Identify, in the records below, every line where the string "mercado" appears, and copy each such line.

******

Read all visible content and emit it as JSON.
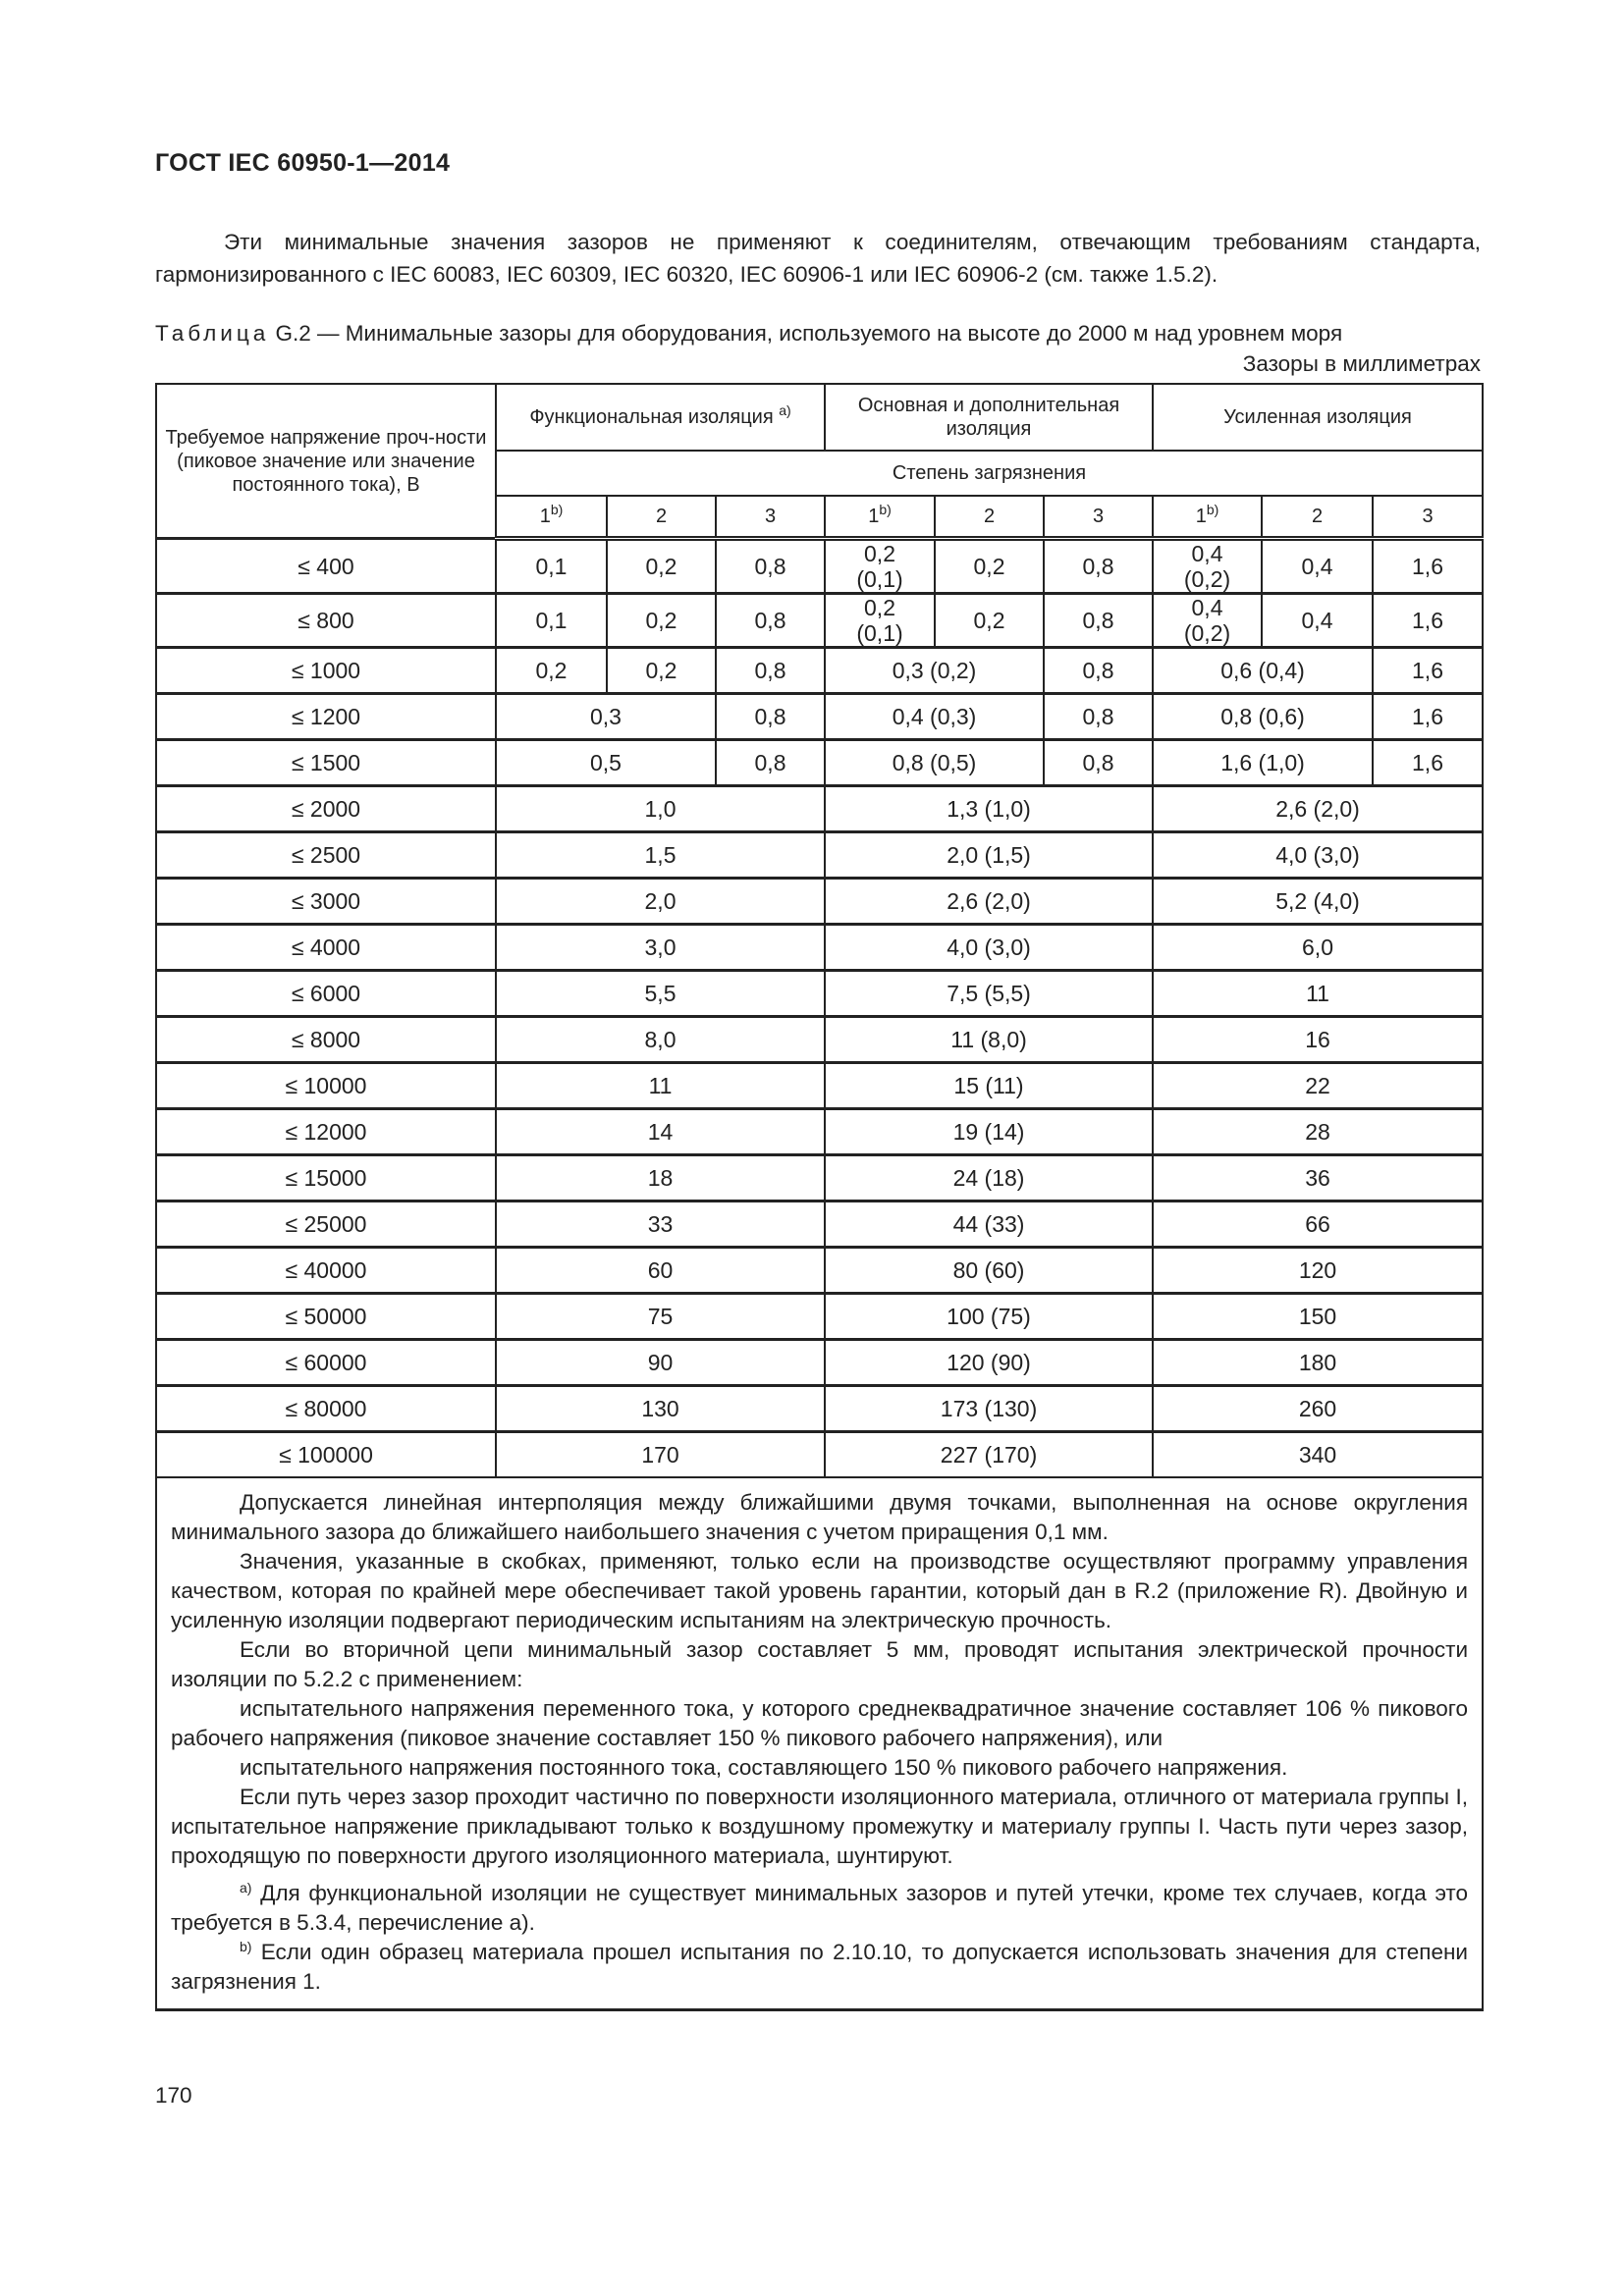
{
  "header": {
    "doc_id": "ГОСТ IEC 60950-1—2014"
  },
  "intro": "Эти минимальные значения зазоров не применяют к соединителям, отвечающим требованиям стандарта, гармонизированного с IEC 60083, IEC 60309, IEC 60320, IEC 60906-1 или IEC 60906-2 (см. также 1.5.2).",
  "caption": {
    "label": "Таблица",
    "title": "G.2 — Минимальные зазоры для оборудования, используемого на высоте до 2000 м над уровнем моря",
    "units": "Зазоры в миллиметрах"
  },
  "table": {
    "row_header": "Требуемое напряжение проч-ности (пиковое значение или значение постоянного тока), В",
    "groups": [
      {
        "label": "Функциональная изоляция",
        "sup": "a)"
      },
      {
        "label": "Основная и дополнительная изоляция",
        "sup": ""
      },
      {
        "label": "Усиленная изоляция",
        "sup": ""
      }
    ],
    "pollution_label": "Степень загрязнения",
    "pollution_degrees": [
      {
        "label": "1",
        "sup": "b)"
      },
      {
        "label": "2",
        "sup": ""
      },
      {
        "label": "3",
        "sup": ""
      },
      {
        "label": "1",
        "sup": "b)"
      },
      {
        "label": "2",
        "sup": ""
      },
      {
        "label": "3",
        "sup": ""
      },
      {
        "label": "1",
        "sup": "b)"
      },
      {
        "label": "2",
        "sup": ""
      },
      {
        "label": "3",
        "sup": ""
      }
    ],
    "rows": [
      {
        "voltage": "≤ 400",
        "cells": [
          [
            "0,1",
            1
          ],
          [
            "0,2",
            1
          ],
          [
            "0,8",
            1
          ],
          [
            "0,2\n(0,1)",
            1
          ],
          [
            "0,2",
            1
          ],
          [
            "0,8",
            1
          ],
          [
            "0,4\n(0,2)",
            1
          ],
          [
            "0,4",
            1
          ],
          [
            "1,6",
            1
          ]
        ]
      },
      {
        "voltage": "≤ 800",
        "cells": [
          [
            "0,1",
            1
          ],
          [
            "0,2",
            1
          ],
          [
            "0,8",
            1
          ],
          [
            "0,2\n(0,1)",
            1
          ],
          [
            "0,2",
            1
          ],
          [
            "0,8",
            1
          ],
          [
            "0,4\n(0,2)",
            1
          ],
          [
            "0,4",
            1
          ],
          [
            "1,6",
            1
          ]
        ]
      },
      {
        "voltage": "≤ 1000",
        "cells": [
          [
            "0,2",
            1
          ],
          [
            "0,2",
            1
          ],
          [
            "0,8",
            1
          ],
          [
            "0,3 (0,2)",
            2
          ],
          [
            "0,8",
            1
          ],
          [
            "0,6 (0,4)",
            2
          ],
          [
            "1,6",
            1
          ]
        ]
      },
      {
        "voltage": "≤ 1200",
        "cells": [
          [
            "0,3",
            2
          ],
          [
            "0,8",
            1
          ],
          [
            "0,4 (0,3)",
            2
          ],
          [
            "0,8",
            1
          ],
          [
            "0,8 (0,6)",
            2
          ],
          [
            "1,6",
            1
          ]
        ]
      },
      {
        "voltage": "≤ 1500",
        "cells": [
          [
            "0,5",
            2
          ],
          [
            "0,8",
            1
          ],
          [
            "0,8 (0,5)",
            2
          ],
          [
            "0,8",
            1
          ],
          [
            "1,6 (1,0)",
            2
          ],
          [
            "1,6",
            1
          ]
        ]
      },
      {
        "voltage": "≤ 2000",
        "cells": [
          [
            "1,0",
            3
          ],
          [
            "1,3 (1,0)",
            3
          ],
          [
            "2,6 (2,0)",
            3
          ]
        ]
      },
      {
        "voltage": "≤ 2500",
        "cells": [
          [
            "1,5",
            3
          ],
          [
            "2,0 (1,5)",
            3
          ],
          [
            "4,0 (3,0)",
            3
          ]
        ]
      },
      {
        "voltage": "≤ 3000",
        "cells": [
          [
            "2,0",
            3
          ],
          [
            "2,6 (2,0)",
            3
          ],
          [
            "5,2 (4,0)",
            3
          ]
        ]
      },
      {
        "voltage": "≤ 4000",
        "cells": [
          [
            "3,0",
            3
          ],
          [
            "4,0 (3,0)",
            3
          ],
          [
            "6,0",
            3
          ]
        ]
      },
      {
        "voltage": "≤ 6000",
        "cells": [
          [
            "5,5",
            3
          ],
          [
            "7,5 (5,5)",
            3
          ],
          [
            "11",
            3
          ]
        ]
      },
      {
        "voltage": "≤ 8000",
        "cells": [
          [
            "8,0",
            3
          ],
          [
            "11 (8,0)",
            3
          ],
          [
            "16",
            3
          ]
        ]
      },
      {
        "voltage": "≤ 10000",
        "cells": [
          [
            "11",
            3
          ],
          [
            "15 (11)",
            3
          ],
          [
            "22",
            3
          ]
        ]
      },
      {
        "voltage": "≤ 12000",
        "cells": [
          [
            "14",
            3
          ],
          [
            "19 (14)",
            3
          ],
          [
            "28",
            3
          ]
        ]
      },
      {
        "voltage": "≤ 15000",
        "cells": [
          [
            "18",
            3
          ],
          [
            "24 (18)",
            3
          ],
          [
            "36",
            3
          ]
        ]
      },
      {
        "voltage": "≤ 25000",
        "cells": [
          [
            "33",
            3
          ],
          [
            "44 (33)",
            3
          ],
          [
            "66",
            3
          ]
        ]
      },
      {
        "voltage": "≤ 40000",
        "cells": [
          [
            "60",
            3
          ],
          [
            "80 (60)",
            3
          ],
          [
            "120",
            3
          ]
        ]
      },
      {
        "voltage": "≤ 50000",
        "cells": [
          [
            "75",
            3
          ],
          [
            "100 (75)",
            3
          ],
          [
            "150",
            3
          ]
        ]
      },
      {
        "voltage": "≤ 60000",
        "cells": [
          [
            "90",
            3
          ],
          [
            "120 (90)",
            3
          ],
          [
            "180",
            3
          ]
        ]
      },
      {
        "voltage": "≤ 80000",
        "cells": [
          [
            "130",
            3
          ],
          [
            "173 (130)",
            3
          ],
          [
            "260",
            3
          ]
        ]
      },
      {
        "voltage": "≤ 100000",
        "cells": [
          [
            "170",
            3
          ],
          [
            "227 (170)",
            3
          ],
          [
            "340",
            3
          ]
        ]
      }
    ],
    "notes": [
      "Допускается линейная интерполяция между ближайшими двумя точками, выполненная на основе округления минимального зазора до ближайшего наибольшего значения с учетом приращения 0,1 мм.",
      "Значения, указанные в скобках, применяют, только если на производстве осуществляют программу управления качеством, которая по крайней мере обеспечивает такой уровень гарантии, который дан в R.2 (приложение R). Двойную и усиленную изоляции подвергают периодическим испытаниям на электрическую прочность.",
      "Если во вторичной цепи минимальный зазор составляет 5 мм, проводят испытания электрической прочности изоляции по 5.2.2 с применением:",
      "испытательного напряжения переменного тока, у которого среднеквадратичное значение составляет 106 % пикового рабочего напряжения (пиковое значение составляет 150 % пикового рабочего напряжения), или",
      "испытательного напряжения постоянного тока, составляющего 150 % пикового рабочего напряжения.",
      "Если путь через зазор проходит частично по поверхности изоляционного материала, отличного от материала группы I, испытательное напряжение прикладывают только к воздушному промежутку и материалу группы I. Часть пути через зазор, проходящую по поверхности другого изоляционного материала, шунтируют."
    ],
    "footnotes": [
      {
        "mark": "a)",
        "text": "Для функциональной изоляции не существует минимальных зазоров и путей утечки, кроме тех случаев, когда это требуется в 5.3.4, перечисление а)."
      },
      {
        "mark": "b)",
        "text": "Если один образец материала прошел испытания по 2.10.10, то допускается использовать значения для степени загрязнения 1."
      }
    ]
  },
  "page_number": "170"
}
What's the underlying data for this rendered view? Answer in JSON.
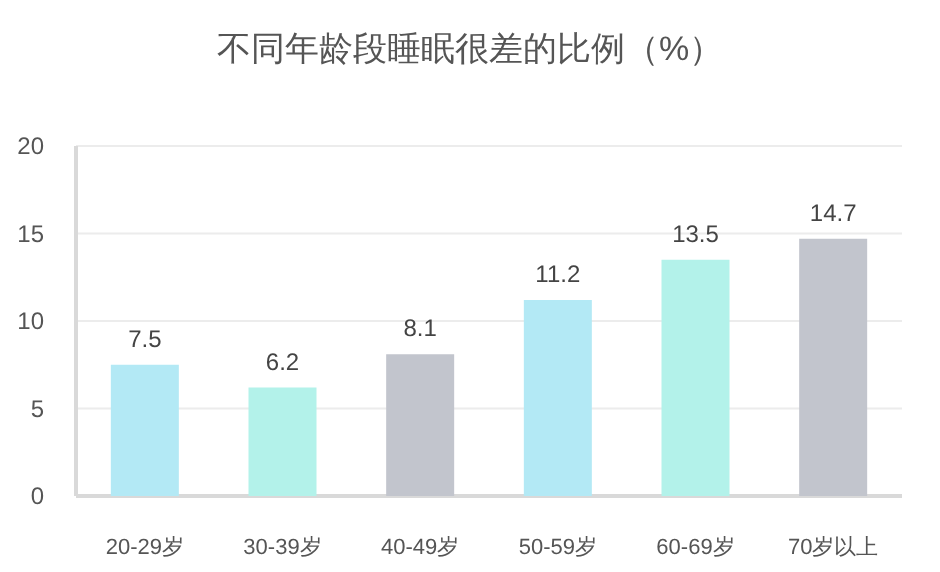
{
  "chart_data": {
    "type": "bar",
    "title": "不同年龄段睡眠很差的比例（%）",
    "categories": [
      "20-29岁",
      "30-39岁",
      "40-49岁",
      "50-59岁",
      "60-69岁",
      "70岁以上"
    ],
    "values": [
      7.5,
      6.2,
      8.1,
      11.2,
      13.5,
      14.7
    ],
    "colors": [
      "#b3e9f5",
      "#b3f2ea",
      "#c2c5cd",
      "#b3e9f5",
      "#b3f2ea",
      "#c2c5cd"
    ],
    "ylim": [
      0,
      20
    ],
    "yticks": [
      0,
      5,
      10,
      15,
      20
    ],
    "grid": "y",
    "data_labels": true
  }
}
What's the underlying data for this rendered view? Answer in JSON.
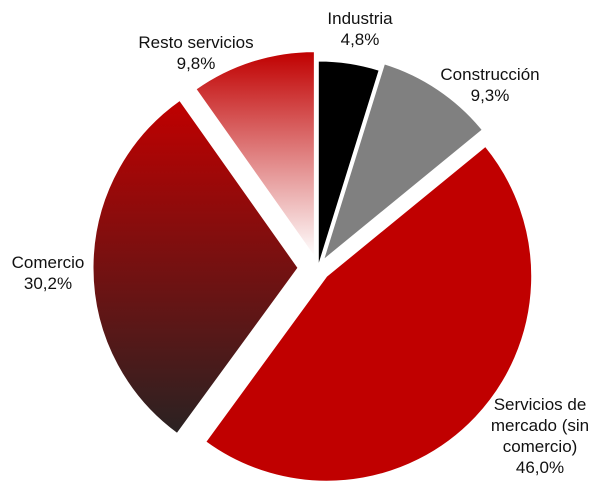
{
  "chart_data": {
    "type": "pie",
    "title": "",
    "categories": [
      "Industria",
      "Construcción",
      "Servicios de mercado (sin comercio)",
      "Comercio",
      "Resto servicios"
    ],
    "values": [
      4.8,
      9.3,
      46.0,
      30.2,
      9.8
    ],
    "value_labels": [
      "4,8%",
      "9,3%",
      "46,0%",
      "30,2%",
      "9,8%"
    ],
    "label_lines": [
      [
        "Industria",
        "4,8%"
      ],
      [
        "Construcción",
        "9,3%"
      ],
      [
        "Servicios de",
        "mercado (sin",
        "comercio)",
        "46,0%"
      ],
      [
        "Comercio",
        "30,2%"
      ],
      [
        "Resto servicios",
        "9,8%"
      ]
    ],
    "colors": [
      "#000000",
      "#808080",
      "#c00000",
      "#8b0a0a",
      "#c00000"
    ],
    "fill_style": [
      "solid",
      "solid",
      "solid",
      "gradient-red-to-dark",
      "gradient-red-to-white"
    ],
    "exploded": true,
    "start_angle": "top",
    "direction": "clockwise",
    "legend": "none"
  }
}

******

--- Answer to this problem ---
      "Servicios de mercado (sin comercio)",
        "mercado (sin",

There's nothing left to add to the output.